Records provided:
+===+

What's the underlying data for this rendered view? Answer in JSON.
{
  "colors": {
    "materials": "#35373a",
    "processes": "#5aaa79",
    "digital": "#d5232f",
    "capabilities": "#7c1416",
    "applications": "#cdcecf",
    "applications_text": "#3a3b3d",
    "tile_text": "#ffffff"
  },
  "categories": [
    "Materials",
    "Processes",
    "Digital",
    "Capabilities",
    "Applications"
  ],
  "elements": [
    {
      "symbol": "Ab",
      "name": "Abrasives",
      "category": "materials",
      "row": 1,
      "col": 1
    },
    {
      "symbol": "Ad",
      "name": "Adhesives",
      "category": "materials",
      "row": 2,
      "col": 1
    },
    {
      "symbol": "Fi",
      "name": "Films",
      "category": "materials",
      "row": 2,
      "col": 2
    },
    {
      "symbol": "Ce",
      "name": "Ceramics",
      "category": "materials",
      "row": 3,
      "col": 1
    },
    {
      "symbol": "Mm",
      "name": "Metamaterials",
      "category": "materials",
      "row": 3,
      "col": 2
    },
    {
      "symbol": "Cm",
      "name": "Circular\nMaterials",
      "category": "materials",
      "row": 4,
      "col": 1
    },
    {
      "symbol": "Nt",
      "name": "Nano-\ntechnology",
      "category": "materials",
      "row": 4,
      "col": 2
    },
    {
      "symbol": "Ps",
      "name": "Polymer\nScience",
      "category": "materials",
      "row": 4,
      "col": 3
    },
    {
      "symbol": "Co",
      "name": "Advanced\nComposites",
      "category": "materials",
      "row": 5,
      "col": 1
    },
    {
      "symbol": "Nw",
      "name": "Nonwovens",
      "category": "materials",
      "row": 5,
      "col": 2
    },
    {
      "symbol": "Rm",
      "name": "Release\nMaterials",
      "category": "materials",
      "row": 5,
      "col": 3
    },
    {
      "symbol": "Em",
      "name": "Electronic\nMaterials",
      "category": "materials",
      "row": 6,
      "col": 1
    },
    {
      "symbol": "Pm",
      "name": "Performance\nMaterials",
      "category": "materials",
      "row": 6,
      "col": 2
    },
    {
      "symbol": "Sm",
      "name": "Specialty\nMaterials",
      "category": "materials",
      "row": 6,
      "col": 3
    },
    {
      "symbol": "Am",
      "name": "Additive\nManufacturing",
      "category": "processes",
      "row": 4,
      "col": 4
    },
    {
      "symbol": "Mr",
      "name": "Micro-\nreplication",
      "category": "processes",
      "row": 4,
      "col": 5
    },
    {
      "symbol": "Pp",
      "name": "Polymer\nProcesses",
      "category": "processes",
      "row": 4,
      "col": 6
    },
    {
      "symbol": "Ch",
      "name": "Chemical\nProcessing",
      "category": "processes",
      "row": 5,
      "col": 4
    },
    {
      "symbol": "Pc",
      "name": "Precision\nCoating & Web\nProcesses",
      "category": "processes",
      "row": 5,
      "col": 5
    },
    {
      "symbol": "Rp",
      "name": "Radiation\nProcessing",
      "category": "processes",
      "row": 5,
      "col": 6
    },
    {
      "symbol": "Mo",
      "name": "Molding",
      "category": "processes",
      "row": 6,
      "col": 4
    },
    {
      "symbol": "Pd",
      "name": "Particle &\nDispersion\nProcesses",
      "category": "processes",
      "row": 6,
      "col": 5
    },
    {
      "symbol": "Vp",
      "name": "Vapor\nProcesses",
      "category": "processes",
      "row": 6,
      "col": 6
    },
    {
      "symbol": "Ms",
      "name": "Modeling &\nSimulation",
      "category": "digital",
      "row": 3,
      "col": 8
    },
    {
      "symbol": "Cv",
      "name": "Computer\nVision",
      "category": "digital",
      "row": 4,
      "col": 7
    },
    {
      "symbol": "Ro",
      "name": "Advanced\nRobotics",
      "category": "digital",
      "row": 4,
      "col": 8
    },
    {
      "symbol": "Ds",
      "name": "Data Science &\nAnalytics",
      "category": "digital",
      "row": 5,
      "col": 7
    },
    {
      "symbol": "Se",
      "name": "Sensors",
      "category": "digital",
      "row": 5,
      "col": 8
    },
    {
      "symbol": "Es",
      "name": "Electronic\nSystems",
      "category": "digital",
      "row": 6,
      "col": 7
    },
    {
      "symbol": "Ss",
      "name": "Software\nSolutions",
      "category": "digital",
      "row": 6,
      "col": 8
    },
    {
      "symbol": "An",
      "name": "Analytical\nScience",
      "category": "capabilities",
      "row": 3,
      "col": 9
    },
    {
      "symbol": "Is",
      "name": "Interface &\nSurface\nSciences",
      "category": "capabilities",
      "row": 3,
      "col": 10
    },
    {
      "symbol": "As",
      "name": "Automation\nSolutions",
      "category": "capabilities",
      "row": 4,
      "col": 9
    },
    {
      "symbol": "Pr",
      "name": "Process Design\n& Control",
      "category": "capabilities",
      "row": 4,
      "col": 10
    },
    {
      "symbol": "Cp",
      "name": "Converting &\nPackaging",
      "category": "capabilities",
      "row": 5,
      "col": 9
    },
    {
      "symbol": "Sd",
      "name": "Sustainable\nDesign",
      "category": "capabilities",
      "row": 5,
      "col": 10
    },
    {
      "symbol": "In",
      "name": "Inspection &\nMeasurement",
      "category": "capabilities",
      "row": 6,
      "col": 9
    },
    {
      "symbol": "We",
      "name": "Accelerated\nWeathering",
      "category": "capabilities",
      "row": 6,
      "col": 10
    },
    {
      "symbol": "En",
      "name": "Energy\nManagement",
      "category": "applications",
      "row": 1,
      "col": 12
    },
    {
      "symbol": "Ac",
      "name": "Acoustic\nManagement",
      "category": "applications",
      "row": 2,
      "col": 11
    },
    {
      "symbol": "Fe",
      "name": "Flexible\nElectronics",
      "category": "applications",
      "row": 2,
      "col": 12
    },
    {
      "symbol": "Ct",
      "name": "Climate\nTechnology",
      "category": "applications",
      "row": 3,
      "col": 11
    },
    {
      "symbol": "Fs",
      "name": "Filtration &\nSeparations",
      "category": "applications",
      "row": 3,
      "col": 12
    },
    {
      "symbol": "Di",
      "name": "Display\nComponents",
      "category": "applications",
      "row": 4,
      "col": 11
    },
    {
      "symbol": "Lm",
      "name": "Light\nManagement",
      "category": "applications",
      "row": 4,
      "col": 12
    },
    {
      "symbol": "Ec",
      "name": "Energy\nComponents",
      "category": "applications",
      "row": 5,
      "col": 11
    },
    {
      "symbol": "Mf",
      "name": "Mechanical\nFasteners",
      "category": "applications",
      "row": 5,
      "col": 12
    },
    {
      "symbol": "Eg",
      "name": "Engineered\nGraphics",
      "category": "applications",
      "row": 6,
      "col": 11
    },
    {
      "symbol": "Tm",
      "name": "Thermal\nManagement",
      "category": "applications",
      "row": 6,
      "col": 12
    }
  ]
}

+===+

Exercise directions: Take the entries and copy them out exactly.

Solution for this problem:
What's the underlying data for this rendered view? Answer in JSON.
{
  "colors": {
    "materials": "#35373a",
    "processes": "#5aaa79",
    "digital": "#d5232f",
    "capabilities": "#7c1416",
    "applications": "#cdcecf",
    "applications_text": "#3a3b3d",
    "tile_text": "#ffffff"
  },
  "categories": [
    "Materials",
    "Processes",
    "Digital",
    "Capabilities",
    "Applications"
  ],
  "elements": [
    {
      "symbol": "Ab",
      "name": "Abrasives",
      "category": "materials",
      "row": 1,
      "col": 1
    },
    {
      "symbol": "Ad",
      "name": "Adhesives",
      "category": "materials",
      "row": 2,
      "col": 1
    },
    {
      "symbol": "Fi",
      "name": "Films",
      "category": "materials",
      "row": 2,
      "col": 2
    },
    {
      "symbol": "Ce",
      "name": "Ceramics",
      "category": "materials",
      "row": 3,
      "col": 1
    },
    {
      "symbol": "Mm",
      "name": "Metamaterials",
      "category": "materials",
      "row": 3,
      "col": 2
    },
    {
      "symbol": "Cm",
      "name": "Circular\nMaterials",
      "category": "materials",
      "row": 4,
      "col": 1
    },
    {
      "symbol": "Nt",
      "name": "Nano-\ntechnology",
      "category": "materials",
      "row": 4,
      "col": 2
    },
    {
      "symbol": "Ps",
      "name": "Polymer\nScience",
      "category": "materials",
      "row": 4,
      "col": 3
    },
    {
      "symbol": "Co",
      "name": "Advanced\nComposites",
      "category": "materials",
      "row": 5,
      "col": 1
    },
    {
      "symbol": "Nw",
      "name": "Nonwovens",
      "category": "materials",
      "row": 5,
      "col": 2
    },
    {
      "symbol": "Rm",
      "name": "Release\nMaterials",
      "category": "materials",
      "row": 5,
      "col": 3
    },
    {
      "symbol": "Em",
      "name": "Electronic\nMaterials",
      "category": "materials",
      "row": 6,
      "col": 1
    },
    {
      "symbol": "Pm",
      "name": "Performance\nMaterials",
      "category": "materials",
      "row": 6,
      "col": 2
    },
    {
      "symbol": "Sm",
      "name": "Specialty\nMaterials",
      "category": "materials",
      "row": 6,
      "col": 3
    },
    {
      "symbol": "Am",
      "name": "Additive\nManufacturing",
      "category": "processes",
      "row": 4,
      "col": 4
    },
    {
      "symbol": "Mr",
      "name": "Micro-\nreplication",
      "category": "processes",
      "row": 4,
      "col": 5
    },
    {
      "symbol": "Pp",
      "name": "Polymer\nProcesses",
      "category": "processes",
      "row": 4,
      "col": 6
    },
    {
      "symbol": "Ch",
      "name": "Chemical\nProcessing",
      "category": "processes",
      "row": 5,
      "col": 4
    },
    {
      "symbol": "Pc",
      "name": "Precision\nCoating & Web\nProcesses",
      "category": "processes",
      "row": 5,
      "col": 5
    },
    {
      "symbol": "Rp",
      "name": "Radiation\nProcessing",
      "category": "processes",
      "row": 5,
      "col": 6
    },
    {
      "symbol": "Mo",
      "name": "Molding",
      "category": "processes",
      "row": 6,
      "col": 4
    },
    {
      "symbol": "Pd",
      "name": "Particle &\nDispersion\nProcesses",
      "category": "processes",
      "row": 6,
      "col": 5
    },
    {
      "symbol": "Vp",
      "name": "Vapor\nProcesses",
      "category": "processes",
      "row": 6,
      "col": 6
    },
    {
      "symbol": "Ms",
      "name": "Modeling &\nSimulation",
      "category": "digital",
      "row": 3,
      "col": 8
    },
    {
      "symbol": "Cv",
      "name": "Computer\nVision",
      "category": "digital",
      "row": 4,
      "col": 7
    },
    {
      "symbol": "Ro",
      "name": "Advanced\nRobotics",
      "category": "digital",
      "row": 4,
      "col": 8
    },
    {
      "symbol": "Ds",
      "name": "Data Science &\nAnalytics",
      "category": "digital",
      "row": 5,
      "col": 7
    },
    {
      "symbol": "Se",
      "name": "Sensors",
      "category": "digital",
      "row": 5,
      "col": 8
    },
    {
      "symbol": "Es",
      "name": "Electronic\nSystems",
      "category": "digital",
      "row": 6,
      "col": 7
    },
    {
      "symbol": "Ss",
      "name": "Software\nSolutions",
      "category": "digital",
      "row": 6,
      "col": 8
    },
    {
      "symbol": "An",
      "name": "Analytical\nScience",
      "category": "capabilities",
      "row": 3,
      "col": 9
    },
    {
      "symbol": "Is",
      "name": "Interface &\nSurface\nSciences",
      "category": "capabilities",
      "row": 3,
      "col": 10
    },
    {
      "symbol": "As",
      "name": "Automation\nSolutions",
      "category": "capabilities",
      "row": 4,
      "col": 9
    },
    {
      "symbol": "Pr",
      "name": "Process Design\n& Control",
      "category": "capabilities",
      "row": 4,
      "col": 10
    },
    {
      "symbol": "Cp",
      "name": "Converting &\nPackaging",
      "category": "capabilities",
      "row": 5,
      "col": 9
    },
    {
      "symbol": "Sd",
      "name": "Sustainable\nDesign",
      "category": "capabilities",
      "row": 5,
      "col": 10
    },
    {
      "symbol": "In",
      "name": "Inspection &\nMeasurement",
      "category": "capabilities",
      "row": 6,
      "col": 9
    },
    {
      "symbol": "We",
      "name": "Accelerated\nWeathering",
      "category": "capabilities",
      "row": 6,
      "col": 10
    },
    {
      "symbol": "En",
      "name": "Energy\nManagement",
      "category": "applications",
      "row": 1,
      "col": 12
    },
    {
      "symbol": "Ac",
      "name": "Acoustic\nManagement",
      "category": "applications",
      "row": 2,
      "col": 11
    },
    {
      "symbol": "Fe",
      "name": "Flexible\nElectronics",
      "category": "applications",
      "row": 2,
      "col": 12
    },
    {
      "symbol": "Ct",
      "name": "Climate\nTechnology",
      "category": "applications",
      "row": 3,
      "col": 11
    },
    {
      "symbol": "Fs",
      "name": "Filtration &\nSeparations",
      "category": "applications",
      "row": 3,
      "col": 12
    },
    {
      "symbol": "Di",
      "name": "Display\nComponents",
      "category": "applications",
      "row": 4,
      "col": 11
    },
    {
      "symbol": "Lm",
      "name": "Light\nManagement",
      "category": "applications",
      "row": 4,
      "col": 12
    },
    {
      "symbol": "Ec",
      "name": "Energy\nComponents",
      "category": "applications",
      "row": 5,
      "col": 11
    },
    {
      "symbol": "Mf",
      "name": "Mechanical\nFasteners",
      "category": "applications",
      "row": 5,
      "col": 12
    },
    {
      "symbol": "Eg",
      "name": "Engineered\nGraphics",
      "category": "applications",
      "row": 6,
      "col": 11
    },
    {
      "symbol": "Tm",
      "name": "Thermal\nManagement",
      "category": "applications",
      "row": 6,
      "col": 12
    }
  ]
}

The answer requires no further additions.